THE PROBLEM
Each entry below must be repeated exactly, with pictures left out.

[Chart and figure data]
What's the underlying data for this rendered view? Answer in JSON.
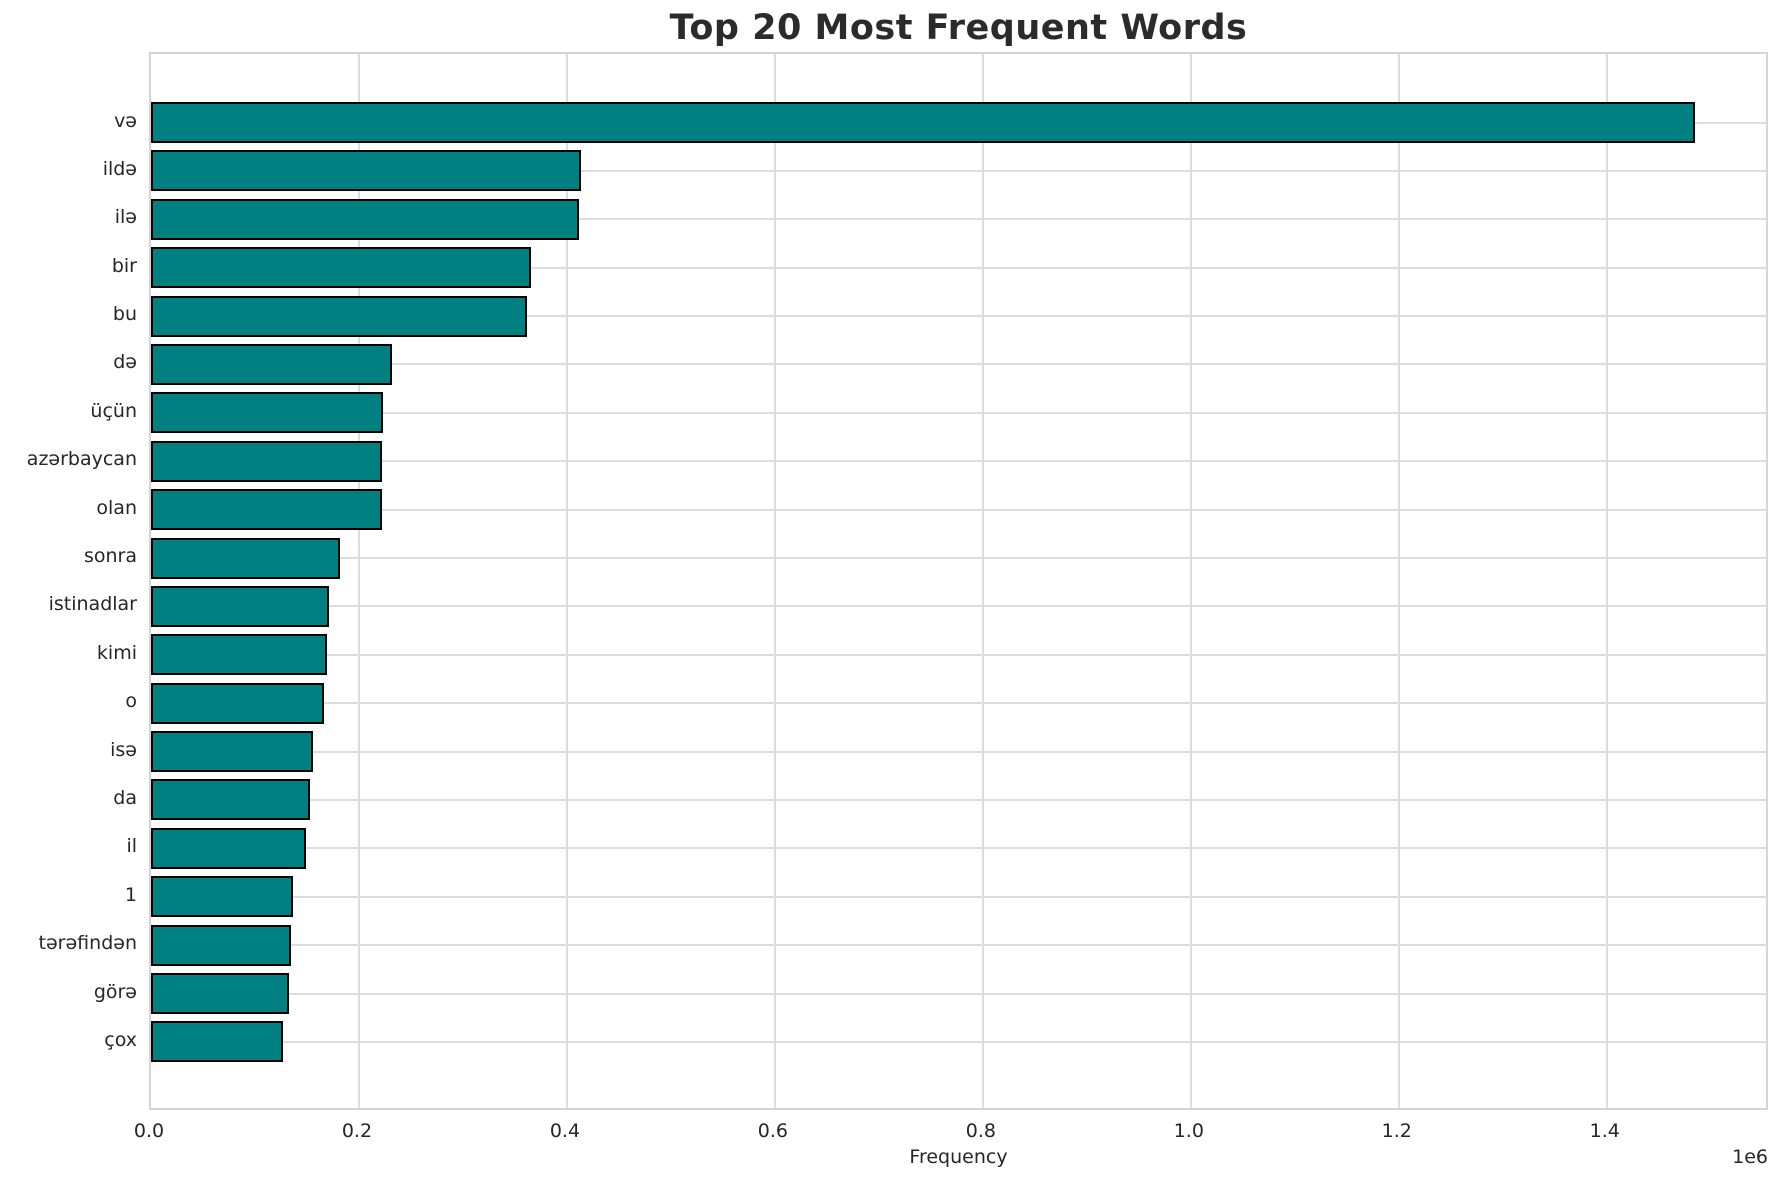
{
  "chart_data": {
    "type": "bar",
    "orientation": "horizontal",
    "title": "Top 20 Most Frequent Words",
    "xlabel": "Frequency",
    "ylabel": "",
    "offset_label": "1e6",
    "categories": [
      "və",
      "ildə",
      "ilə",
      "bir",
      "bu",
      "də",
      "üçün",
      "azərbaycan",
      "olan",
      "sonra",
      "istinadlar",
      "kimi",
      "o",
      "isə",
      "da",
      "il",
      "1",
      "tərəfindən",
      "görə",
      "çox"
    ],
    "values": [
      1485000,
      414000,
      412000,
      365000,
      362000,
      232000,
      223000,
      222500,
      222000,
      182000,
      171000,
      169000,
      166000,
      156000,
      153000,
      149000,
      137000,
      135000,
      133000,
      127000
    ],
    "xlim": [
      0,
      1557000
    ],
    "xticks": [
      0,
      200000,
      400000,
      600000,
      800000,
      1000000,
      1200000,
      1400000
    ],
    "xtick_labels": [
      "0.0",
      "0.2",
      "0.4",
      "0.6",
      "0.8",
      "1.0",
      "1.2",
      "1.4"
    ],
    "grid": true,
    "legend": null,
    "colors": {
      "bar_fill": "#008081",
      "bar_edge": "#000000",
      "grid": "#dcdcdc",
      "spine": "#d5d5d5",
      "tick_text": "#262626",
      "title_text": "#2b2b2b",
      "background": "#ffffff"
    }
  }
}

FINISHED TASK
What's the underlying data for this rendered view? Answer in JSON.
{
  "chart_data": {
    "type": "bar",
    "orientation": "horizontal",
    "title": "Top 20 Most Frequent Words",
    "xlabel": "Frequency",
    "ylabel": "",
    "offset_label": "1e6",
    "categories": [
      "və",
      "ildə",
      "ilə",
      "bir",
      "bu",
      "də",
      "üçün",
      "azərbaycan",
      "olan",
      "sonra",
      "istinadlar",
      "kimi",
      "o",
      "isə",
      "da",
      "il",
      "1",
      "tərəfindən",
      "görə",
      "çox"
    ],
    "values": [
      1485000,
      414000,
      412000,
      365000,
      362000,
      232000,
      223000,
      222500,
      222000,
      182000,
      171000,
      169000,
      166000,
      156000,
      153000,
      149000,
      137000,
      135000,
      133000,
      127000
    ],
    "xlim": [
      0,
      1557000
    ],
    "xticks": [
      0,
      200000,
      400000,
      600000,
      800000,
      1000000,
      1200000,
      1400000
    ],
    "xtick_labels": [
      "0.0",
      "0.2",
      "0.4",
      "0.6",
      "0.8",
      "1.0",
      "1.2",
      "1.4"
    ],
    "grid": true,
    "legend": null,
    "colors": {
      "bar_fill": "#008081",
      "bar_edge": "#000000",
      "grid": "#dcdcdc",
      "spine": "#d5d5d5",
      "tick_text": "#262626",
      "title_text": "#2b2b2b",
      "background": "#ffffff"
    }
  }
}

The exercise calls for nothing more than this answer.